Requirement
Set down each line of the data below exactly as it stands, dropping the pictures.

Supplied information
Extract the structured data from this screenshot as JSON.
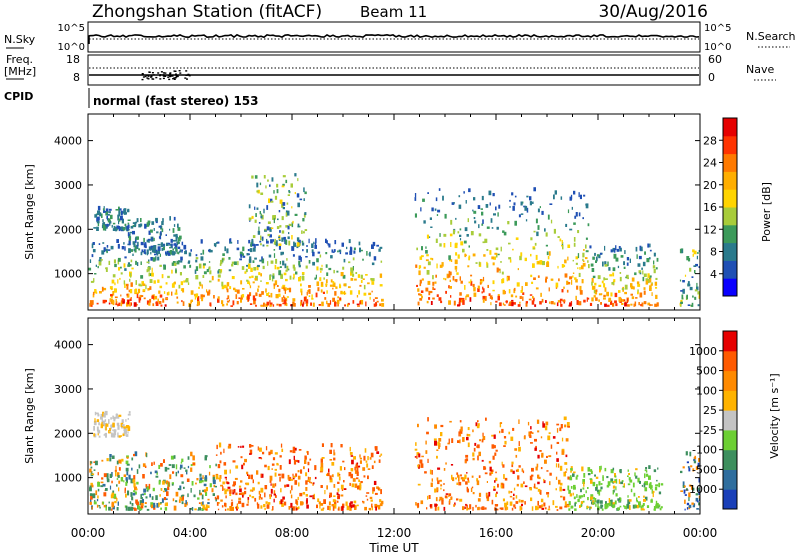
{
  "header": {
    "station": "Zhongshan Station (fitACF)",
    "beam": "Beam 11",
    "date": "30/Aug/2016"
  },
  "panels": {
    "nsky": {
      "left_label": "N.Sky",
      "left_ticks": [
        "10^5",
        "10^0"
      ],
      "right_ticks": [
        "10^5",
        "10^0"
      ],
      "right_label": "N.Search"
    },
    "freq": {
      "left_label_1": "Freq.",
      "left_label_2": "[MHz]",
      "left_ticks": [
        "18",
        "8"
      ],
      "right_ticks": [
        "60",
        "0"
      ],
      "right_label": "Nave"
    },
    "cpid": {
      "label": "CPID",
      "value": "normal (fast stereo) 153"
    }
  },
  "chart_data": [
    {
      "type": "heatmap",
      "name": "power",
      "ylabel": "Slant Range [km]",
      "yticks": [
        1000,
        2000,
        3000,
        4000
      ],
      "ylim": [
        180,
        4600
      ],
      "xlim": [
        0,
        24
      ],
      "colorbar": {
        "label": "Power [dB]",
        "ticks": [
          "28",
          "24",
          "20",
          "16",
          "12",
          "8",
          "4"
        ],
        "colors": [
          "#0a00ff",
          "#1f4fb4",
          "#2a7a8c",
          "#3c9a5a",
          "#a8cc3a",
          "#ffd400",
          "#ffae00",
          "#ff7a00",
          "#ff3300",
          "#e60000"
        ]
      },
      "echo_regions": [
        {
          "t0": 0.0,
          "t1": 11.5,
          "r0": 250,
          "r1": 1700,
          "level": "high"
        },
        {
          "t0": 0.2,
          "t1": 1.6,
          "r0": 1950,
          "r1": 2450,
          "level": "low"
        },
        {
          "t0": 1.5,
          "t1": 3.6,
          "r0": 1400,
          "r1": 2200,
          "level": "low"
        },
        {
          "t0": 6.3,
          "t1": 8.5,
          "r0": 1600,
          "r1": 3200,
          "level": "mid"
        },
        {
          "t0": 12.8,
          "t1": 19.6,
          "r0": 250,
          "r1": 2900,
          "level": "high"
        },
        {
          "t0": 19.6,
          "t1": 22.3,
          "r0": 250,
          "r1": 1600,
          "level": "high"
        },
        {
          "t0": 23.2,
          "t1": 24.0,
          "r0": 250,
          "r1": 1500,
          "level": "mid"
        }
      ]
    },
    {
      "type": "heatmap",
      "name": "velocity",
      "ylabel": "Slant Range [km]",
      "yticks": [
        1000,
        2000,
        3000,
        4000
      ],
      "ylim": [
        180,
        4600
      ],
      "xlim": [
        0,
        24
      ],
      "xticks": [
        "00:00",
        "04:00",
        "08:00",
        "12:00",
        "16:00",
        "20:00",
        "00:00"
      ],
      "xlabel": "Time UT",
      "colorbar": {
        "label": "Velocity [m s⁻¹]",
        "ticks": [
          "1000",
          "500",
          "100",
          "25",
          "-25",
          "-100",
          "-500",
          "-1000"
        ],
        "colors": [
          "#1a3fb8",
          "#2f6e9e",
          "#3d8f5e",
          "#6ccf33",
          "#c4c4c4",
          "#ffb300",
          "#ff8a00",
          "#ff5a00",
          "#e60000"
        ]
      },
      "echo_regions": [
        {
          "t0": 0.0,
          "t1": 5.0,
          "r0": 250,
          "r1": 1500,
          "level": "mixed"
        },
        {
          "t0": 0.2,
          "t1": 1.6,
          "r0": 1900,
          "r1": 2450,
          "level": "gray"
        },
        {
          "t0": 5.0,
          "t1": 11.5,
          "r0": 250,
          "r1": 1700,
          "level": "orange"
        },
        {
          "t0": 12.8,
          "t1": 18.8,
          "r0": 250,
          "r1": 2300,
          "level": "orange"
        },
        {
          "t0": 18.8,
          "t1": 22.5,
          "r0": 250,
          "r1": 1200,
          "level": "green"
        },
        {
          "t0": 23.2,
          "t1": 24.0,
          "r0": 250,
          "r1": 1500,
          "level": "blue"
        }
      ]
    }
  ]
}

Result below
Extract the structured data from this screenshot as JSON.
{
  "header": {
    "station": "Zhongshan Station (fitACF)",
    "beam": "Beam 11",
    "date": "30/Aug/2016"
  },
  "panels": {
    "nsky": {
      "left_label": "N.Sky",
      "left_ticks": [
        "10^5",
        "10^0"
      ],
      "right_ticks": [
        "10^5",
        "10^0"
      ],
      "right_label": "N.Search"
    },
    "freq": {
      "left_label_1": "Freq.",
      "left_label_2": "[MHz]",
      "left_ticks": [
        "18",
        "8"
      ],
      "right_ticks": [
        "60",
        "0"
      ],
      "right_label": "Nave"
    },
    "cpid": {
      "label": "CPID",
      "value": "normal (fast stereo) 153"
    }
  },
  "chart_data": [
    {
      "type": "heatmap",
      "name": "power",
      "ylabel": "Slant Range [km]",
      "yticks": [
        1000,
        2000,
        3000,
        4000
      ],
      "ylim": [
        180,
        4600
      ],
      "xlim": [
        0,
        24
      ],
      "colorbar": {
        "label": "Power [dB]",
        "ticks": [
          "28",
          "24",
          "20",
          "16",
          "12",
          "8",
          "4"
        ],
        "colors": [
          "#0a00ff",
          "#1f4fb4",
          "#2a7a8c",
          "#3c9a5a",
          "#a8cc3a",
          "#ffd400",
          "#ffae00",
          "#ff7a00",
          "#ff3300",
          "#e60000"
        ]
      },
      "echo_regions": [
        {
          "t0": 0.0,
          "t1": 11.5,
          "r0": 250,
          "r1": 1700,
          "level": "high"
        },
        {
          "t0": 0.2,
          "t1": 1.6,
          "r0": 1950,
          "r1": 2450,
          "level": "low"
        },
        {
          "t0": 1.5,
          "t1": 3.6,
          "r0": 1400,
          "r1": 2200,
          "level": "low"
        },
        {
          "t0": 6.3,
          "t1": 8.5,
          "r0": 1600,
          "r1": 3200,
          "level": "mid"
        },
        {
          "t0": 12.8,
          "t1": 19.6,
          "r0": 250,
          "r1": 2900,
          "level": "high"
        },
        {
          "t0": 19.6,
          "t1": 22.3,
          "r0": 250,
          "r1": 1600,
          "level": "high"
        },
        {
          "t0": 23.2,
          "t1": 24.0,
          "r0": 250,
          "r1": 1500,
          "level": "mid"
        }
      ]
    },
    {
      "type": "heatmap",
      "name": "velocity",
      "ylabel": "Slant Range [km]",
      "yticks": [
        1000,
        2000,
        3000,
        4000
      ],
      "ylim": [
        180,
        4600
      ],
      "xlim": [
        0,
        24
      ],
      "xticks": [
        "00:00",
        "04:00",
        "08:00",
        "12:00",
        "16:00",
        "20:00",
        "00:00"
      ],
      "xlabel": "Time UT",
      "colorbar": {
        "label": "Velocity [m s⁻¹]",
        "ticks": [
          "1000",
          "500",
          "100",
          "25",
          "-25",
          "-100",
          "-500",
          "-1000"
        ],
        "colors": [
          "#1a3fb8",
          "#2f6e9e",
          "#3d8f5e",
          "#6ccf33",
          "#c4c4c4",
          "#ffb300",
          "#ff8a00",
          "#ff5a00",
          "#e60000"
        ]
      },
      "echo_regions": [
        {
          "t0": 0.0,
          "t1": 5.0,
          "r0": 250,
          "r1": 1500,
          "level": "mixed"
        },
        {
          "t0": 0.2,
          "t1": 1.6,
          "r0": 1900,
          "r1": 2450,
          "level": "gray"
        },
        {
          "t0": 5.0,
          "t1": 11.5,
          "r0": 250,
          "r1": 1700,
          "level": "orange"
        },
        {
          "t0": 12.8,
          "t1": 18.8,
          "r0": 250,
          "r1": 2300,
          "level": "orange"
        },
        {
          "t0": 18.8,
          "t1": 22.5,
          "r0": 250,
          "r1": 1200,
          "level": "green"
        },
        {
          "t0": 23.2,
          "t1": 24.0,
          "r0": 250,
          "r1": 1500,
          "level": "blue"
        }
      ]
    }
  ]
}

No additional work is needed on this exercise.